Set exercise: Repeat every entry word for word, skipping the pictures.

Dataset rows:
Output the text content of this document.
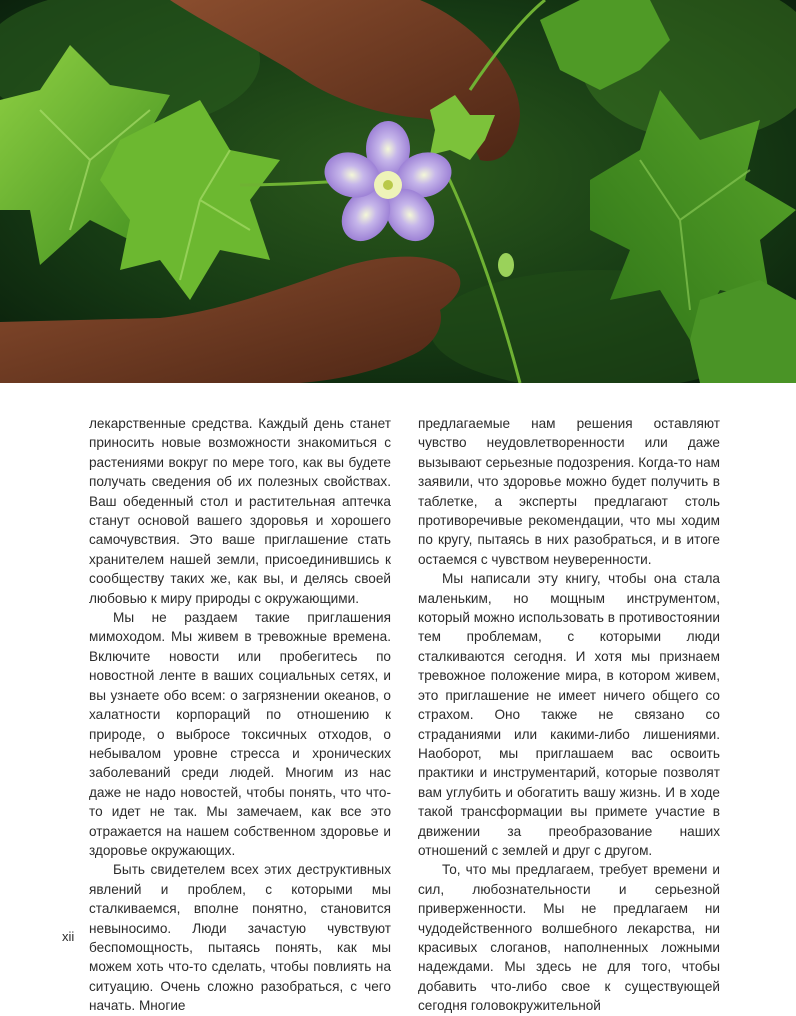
лекарственные средства. Каждый день станет приносить новые возможности знакомиться с растениями вокруг по мере того, как вы будете получать сведения об их полезных свойствах. Ваш обеденный стол и растительная аптечка станут основой вашего здоровья и хорошего самочувствия. Это ваше приглашение стать хранителем нашей земли, присоединившись к сообществу таких же, как вы, и делясь своей любовью к миру природы с окружающими.

Мы не раздаем такие приглашения мимоходом. Мы живем в тревожные времена. Включите новости или пробегитесь по новостной ленте в ваших социальных сетях, и вы узнаете обо всем: о загрязнении океанов, о халатности корпораций по отношению к природе, о выбросе токсичных отходов, о небывалом уровне стресса и хронических заболеваний среди людей. Многим из нас даже не надо новостей, чтобы понять, что что-то идет не так. Мы замечаем, как все это отражается на нашем собственном здоровье и здоровье окружающих.

Быть свидетелем всех этих деструктивных явлений и проблем, с которыми мы сталкиваемся, вполне понятно, становится невыносимо. Люди зачастую чувствуют беспомощность, пытаясь понять, как мы можем хоть что-то сделать, чтобы повлиять на ситуацию. Очень сложно разобраться, с чего начать. Многие

предлагаемые нам решения оставляют чувство неудовлетворенности или даже вызывают серьезные подозрения. Когда-то нам заявили, что здоровье можно будет получить в таблетке, а эксперты предлагают столь противоречивые рекомендации, что мы ходим по кругу, пытаясь в них разобраться, и в итоге остаемся с чувством неуверенности.

Мы написали эту книгу, чтобы она стала маленьким, но мощным инструментом, который можно использовать в противостоянии тем проблемам, с которыми люди сталкиваются сегодня. И хотя мы признаем тревожное положение мира, в котором живем, это приглашение не имеет ничего общего со страхом. Оно также не связано со страданиями или какими-либо лишениями. Наоборот, мы приглашаем вас освоить практики и инструментарий, которые позволят вам углубить и обогатить вашу жизнь. И в ходе такой трансформации вы примете участие в движении за преобразование наших отношений с землей и друг с другом.

То, что мы предлагаем, требует времени и сил, любознательности и серьезной приверженности. Мы не предлагаем ни чудодейственного волшебного лекарства, ни красивых слоганов, наполненных ложными надеждами. Мы здесь не для того, чтобы добавить что-либо свое к существующей сегодня головокружительной

xii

Complete output:
Output the text content of this document.
лекарственные средства. Каждый день станет приносить новые возможности знакомиться с растениями вокруг по мере того, как вы будете получать сведения об их полезных свойствах. Ваш обеденный стол и растительная аптечка станут основой вашего здоровья и хорошего самочувствия. Это ваше приглашение стать хранителем нашей земли, присоединившись к сообществу таких же, как вы, и делясь своей любовью к миру природы с окружающими.

Мы не раздаем такие приглашения мимоходом. Мы живем в тревожные времена. Включите новости или пробегитесь по новостной ленте в ваших социальных сетях, и вы узнаете обо всем: о загрязнении океанов, о халатности корпораций по отношению к природе, о выбросе токсичных отходов, о небывалом уровне стресса и хронических заболеваний среди людей. Многим из нас даже не надо новостей, чтобы понять, что что-то идет не так. Мы замечаем, как все это отражается на нашем собственном здоровье и здоровье окружающих.

Быть свидетелем всех этих деструктивных явлений и проблем, с которыми мы сталкиваемся, вполне понятно, становится невыносимо. Люди зачастую чувствуют беспомощность, пытаясь понять, как мы можем хоть что-то сделать, чтобы повлиять на ситуацию. Очень сложно разобраться, с чего начать. Многие

предлагаемые нам решения оставляют чувство неудовлетворенности или даже вызывают серьезные подозрения. Когда-то нам заявили, что здоровье можно будет получить в таблетке, а эксперты предлагают столь противоречивые рекомендации, что мы ходим по кругу, пытаясь в них разобраться, и в итоге остаемся с чувством неуверенности.

Мы написали эту книгу, чтобы она стала маленьким, но мощным инструментом, который можно использовать в противостоянии тем проблемам, с которыми люди сталкиваются сегодня. И хотя мы признаем тревожное положение мира, в котором живем, это приглашение не имеет ничего общего со страхом. Оно также не связано со страданиями или какими-либо лишениями. Наоборот, мы приглашаем вас освоить практики и инструментарий, которые позволят вам углубить и обогатить вашу жизнь. И в ходе такой трансформации вы примете участие в движении за преобразование наших отношений с землей и друг с другом.

То, что мы предлагаем, требует времени и сил, любознательности и серьезной приверженности. Мы не предлагаем ни чудодейственного волшебного лекарства, ни красивых слоганов, наполненных ложными надеждами. Мы здесь не для того, чтобы добавить что-либо свое к существующей сегодня головокружительной

xii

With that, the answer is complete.